**Written instruction:**
Reply with one number: how many lines contain the word "icon".

**** Provided data

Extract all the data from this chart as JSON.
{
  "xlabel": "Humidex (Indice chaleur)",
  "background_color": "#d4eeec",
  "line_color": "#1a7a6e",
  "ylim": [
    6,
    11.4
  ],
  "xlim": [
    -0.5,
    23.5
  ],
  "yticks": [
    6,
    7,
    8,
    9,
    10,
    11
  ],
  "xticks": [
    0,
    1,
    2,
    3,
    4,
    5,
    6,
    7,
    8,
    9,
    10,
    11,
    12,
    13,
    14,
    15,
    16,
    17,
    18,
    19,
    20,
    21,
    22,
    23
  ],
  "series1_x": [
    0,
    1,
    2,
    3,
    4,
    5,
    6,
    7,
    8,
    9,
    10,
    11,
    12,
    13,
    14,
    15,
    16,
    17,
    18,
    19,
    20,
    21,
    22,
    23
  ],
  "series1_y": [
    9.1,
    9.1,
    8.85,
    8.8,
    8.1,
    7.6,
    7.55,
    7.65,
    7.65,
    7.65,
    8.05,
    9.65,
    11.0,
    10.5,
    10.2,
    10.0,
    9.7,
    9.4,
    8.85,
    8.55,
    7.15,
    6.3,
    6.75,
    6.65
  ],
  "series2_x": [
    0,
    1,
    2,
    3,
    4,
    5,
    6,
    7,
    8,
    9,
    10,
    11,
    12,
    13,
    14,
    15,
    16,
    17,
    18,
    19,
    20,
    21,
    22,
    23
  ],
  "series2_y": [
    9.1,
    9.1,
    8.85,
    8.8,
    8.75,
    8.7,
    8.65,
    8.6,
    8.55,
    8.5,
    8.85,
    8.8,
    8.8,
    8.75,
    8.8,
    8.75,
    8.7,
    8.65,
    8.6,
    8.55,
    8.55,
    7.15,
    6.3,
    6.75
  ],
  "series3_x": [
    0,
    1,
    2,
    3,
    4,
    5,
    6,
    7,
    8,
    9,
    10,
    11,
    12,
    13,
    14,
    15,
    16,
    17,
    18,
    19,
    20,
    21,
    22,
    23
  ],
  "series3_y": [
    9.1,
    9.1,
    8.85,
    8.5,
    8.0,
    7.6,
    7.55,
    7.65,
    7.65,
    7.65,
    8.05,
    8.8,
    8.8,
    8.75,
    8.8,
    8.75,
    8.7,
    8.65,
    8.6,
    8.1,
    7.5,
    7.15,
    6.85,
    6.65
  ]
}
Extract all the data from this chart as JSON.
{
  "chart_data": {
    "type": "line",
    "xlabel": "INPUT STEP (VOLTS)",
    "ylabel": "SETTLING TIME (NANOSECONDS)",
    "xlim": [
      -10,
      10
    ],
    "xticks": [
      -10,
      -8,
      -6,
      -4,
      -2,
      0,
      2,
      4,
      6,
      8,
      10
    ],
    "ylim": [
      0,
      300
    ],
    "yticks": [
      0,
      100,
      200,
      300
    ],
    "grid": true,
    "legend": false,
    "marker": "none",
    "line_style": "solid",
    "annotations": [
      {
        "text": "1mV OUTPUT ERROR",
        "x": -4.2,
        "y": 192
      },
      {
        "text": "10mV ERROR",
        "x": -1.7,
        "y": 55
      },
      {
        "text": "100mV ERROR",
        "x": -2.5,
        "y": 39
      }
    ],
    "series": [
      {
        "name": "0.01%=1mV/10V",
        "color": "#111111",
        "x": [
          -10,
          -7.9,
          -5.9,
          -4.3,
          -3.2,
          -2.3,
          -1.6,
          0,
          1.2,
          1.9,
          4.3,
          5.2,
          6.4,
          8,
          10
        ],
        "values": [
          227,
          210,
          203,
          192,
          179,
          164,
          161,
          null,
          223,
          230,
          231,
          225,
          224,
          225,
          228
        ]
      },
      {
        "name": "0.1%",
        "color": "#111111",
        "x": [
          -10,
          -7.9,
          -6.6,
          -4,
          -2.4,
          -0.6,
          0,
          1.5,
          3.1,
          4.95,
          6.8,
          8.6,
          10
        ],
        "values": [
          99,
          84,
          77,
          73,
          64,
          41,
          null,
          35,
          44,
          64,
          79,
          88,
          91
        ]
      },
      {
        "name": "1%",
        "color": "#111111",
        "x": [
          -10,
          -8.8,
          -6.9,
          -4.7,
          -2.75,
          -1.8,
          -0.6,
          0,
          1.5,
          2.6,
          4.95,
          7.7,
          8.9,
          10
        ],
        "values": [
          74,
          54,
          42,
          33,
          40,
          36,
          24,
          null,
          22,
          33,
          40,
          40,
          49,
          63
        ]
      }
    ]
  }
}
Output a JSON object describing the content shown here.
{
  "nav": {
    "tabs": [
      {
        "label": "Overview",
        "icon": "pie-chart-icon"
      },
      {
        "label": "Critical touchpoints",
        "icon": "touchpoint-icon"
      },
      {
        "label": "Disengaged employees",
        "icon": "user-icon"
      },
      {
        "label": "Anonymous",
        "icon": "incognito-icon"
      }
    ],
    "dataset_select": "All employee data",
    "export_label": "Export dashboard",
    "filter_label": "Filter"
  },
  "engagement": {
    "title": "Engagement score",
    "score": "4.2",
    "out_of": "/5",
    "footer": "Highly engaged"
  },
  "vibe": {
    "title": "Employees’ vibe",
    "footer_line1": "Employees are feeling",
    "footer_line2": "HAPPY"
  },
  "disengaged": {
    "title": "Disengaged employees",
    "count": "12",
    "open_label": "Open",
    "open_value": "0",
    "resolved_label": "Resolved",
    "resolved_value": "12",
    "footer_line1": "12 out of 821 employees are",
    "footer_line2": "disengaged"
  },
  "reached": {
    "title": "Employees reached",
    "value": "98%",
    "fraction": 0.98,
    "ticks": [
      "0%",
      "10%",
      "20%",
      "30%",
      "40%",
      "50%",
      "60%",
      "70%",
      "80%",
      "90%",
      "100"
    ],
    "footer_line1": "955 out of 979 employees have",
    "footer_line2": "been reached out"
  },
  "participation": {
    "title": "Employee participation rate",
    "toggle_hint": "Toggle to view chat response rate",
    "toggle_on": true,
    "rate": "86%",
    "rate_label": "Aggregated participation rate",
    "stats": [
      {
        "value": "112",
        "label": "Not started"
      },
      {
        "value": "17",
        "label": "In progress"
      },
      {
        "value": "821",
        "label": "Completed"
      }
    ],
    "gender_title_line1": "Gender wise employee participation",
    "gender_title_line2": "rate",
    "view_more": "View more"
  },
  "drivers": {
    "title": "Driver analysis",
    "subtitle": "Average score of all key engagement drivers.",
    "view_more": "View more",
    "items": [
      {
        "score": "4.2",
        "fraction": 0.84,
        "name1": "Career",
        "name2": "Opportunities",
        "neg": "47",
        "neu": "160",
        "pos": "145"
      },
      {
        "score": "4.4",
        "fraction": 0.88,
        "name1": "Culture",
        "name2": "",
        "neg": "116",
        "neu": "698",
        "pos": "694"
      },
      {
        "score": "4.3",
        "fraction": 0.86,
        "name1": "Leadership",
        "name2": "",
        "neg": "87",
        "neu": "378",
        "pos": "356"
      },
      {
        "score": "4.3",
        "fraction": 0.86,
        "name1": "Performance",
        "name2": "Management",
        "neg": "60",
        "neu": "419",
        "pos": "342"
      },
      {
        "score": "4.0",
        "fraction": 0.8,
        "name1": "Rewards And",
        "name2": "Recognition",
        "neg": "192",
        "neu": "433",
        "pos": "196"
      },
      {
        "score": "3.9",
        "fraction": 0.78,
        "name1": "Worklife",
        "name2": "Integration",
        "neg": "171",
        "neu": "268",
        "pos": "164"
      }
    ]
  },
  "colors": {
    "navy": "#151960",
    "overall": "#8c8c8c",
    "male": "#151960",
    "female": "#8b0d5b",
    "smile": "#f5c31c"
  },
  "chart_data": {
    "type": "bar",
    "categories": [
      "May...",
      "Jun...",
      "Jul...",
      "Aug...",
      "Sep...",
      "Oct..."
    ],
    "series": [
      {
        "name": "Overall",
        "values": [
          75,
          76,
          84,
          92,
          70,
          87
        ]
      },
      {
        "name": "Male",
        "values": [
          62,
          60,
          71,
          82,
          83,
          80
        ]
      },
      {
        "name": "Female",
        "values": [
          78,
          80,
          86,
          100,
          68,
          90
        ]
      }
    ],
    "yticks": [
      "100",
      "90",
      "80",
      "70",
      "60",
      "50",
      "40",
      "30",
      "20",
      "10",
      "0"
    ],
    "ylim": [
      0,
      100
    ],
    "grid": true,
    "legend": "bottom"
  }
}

********

**Solution:**
4